> Written tasks
1. In the article on IBM's second-quarter results, what revenue did IBM report for the June quarter?
2. Extend the article on IBM's second-quarter results, starting after its last sentence.

> Text to read
####################

July 23 (Reuters) - IBM ( IBM ) beat Wall Street
estimates for second-quarter revenue and profit on Wednesday,
helped by renewed sales in its mainframe business as artificial
intelligence upgrades spurred demand for the systems, which are
capable of processing vast amounts of data.
Clients have focused on investing in AI infrastructure
expansion as macroeconomic uncertainty and ongoing trade
negotiations prompt businesses to prioritize spending on the
booming technology.
"All of us are still operating in a very dynamic
macroeconomic environment," finance chief Jim Kavanaugh told
Reuters.
Sales of IBM's ( IBM ) latest mainframe - powered by chips
specialized for AI applications - kicked off in June, boosting
second-quarter revenue following a three-year cycle for the
system's previous version.
The Big Blue reported revenue of $16.98 billion for the June
quarter, up nearly 8% from last year and beating the analysts'
average estimate of $16.59 billion, according to data compiled
by LSEG.
The infrastructure segment, which houses its mainframe,
reported revenue of $4.14 billion, beating estimates of $3.81
billion.

####################

> Material provided
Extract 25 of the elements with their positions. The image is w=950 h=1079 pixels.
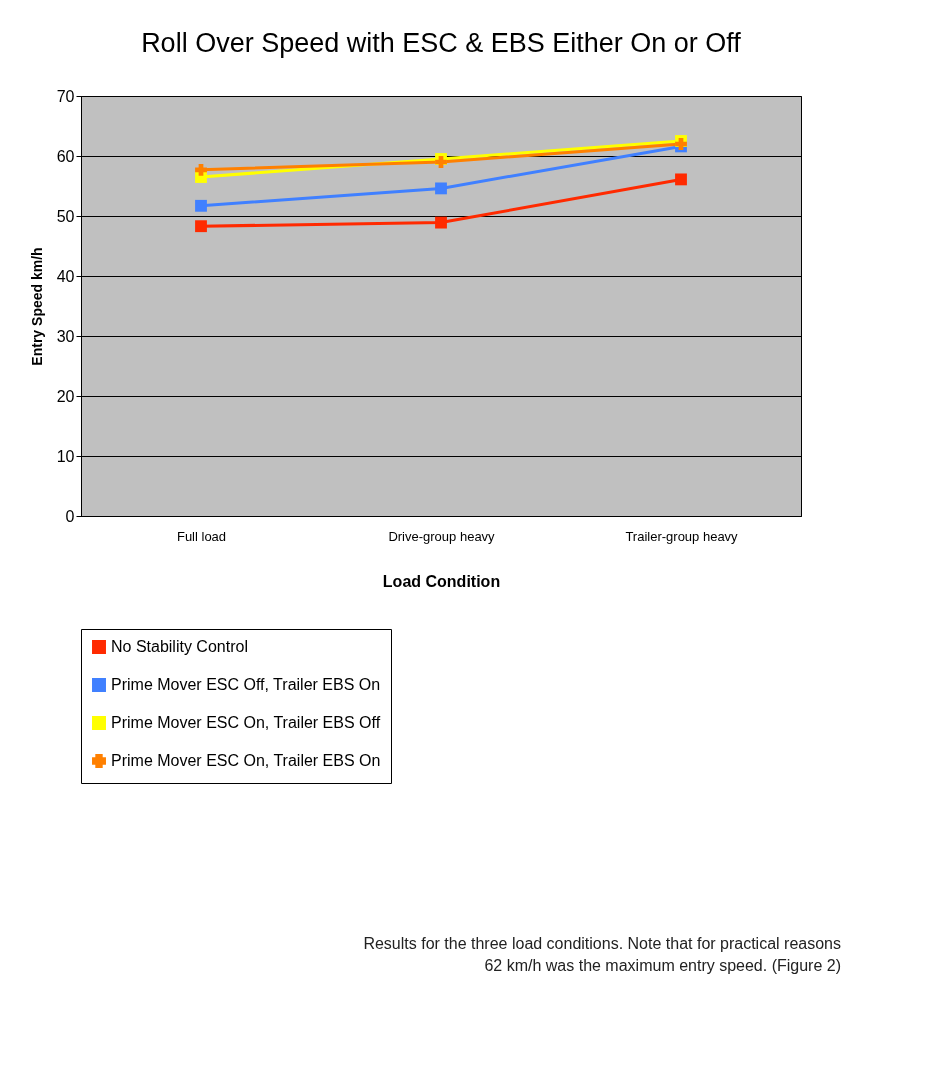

####################

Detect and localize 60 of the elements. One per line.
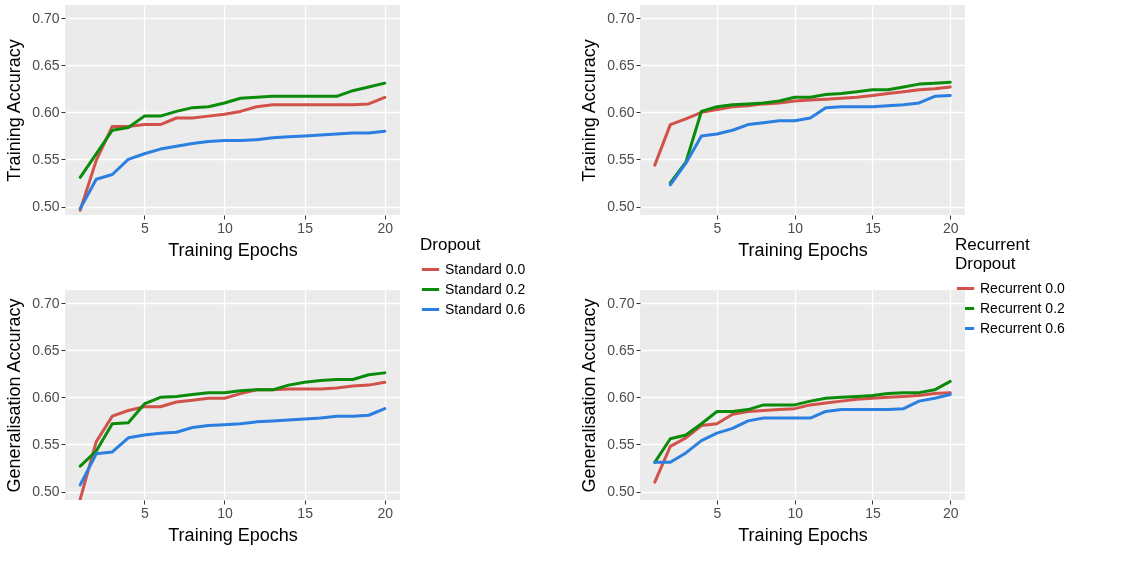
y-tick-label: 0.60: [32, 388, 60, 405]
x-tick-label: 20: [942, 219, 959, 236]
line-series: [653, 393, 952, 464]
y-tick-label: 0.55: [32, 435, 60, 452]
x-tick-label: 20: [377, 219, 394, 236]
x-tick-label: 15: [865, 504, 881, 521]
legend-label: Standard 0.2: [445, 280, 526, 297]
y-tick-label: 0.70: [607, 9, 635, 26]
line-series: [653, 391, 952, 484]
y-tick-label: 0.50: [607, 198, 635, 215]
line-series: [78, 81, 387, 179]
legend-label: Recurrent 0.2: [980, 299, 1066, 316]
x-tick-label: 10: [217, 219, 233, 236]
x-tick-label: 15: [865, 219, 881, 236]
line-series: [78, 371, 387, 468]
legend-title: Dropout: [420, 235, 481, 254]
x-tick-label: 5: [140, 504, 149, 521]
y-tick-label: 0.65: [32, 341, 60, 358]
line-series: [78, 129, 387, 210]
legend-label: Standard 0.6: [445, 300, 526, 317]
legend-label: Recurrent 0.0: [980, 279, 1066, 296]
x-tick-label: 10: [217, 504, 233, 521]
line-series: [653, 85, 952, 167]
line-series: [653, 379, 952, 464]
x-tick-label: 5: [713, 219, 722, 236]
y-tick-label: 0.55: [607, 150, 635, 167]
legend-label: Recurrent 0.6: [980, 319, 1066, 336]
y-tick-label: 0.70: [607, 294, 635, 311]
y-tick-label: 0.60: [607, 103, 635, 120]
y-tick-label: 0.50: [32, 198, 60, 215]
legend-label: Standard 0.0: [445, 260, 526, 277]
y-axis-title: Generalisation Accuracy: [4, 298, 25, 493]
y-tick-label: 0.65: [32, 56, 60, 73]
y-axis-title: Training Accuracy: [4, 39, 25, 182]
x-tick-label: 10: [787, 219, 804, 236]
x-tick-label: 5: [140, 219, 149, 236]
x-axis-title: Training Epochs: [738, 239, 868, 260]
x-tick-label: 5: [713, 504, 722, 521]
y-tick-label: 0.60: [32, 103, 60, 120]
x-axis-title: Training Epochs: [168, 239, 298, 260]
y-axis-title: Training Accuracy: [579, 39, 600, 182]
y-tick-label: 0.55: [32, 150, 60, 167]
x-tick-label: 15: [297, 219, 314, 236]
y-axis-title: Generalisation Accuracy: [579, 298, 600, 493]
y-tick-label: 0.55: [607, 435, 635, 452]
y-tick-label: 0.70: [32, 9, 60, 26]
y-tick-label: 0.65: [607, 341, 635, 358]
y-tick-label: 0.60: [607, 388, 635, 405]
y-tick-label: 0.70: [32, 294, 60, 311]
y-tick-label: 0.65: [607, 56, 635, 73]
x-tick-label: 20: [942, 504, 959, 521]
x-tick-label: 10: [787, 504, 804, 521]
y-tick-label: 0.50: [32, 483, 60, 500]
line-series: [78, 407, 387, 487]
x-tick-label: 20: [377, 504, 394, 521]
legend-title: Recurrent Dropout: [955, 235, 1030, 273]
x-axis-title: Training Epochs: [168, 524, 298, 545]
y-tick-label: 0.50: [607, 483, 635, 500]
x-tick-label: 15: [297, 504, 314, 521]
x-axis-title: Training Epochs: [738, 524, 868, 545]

####################

> Final answers
1. $16.98 billion

2.
IBM ( IBM ) did not provide a forecast for the third quarter, after
it broke tradition in April and issued a one-off quarterly
outlook to give investors more clarity at a time when U.S.
President Donald Trump's global tariffs were first going into
effect.
"That quarterly guidance was really driven by the
unprecedented volatility of the foreign exchange markets and
what we were dealing with 90 days ago," Kavanaugh said.
"What is different over the past 90 days - the FX world is
kind of stabilized ... so we reverted back to our standard
practice."
Sales in the consulting business also grew 3% in the quarter
to $5.31 billion, ending five consecutive quarters of revenue
declines.
Businesses are increasingly turning to IBM's ( IBM ) consulting
business as they seek expertise on integrating AI products and
conducting operations in a rapidly evolving economic
environment.
Its "AI book of business," which combines bookings and
actual sales across various products, grew to $7.5 billion, up
$1.5 billion from the previous quarter.
Second-quarter adjusted earnings of $2.80 per share also
beat estimates.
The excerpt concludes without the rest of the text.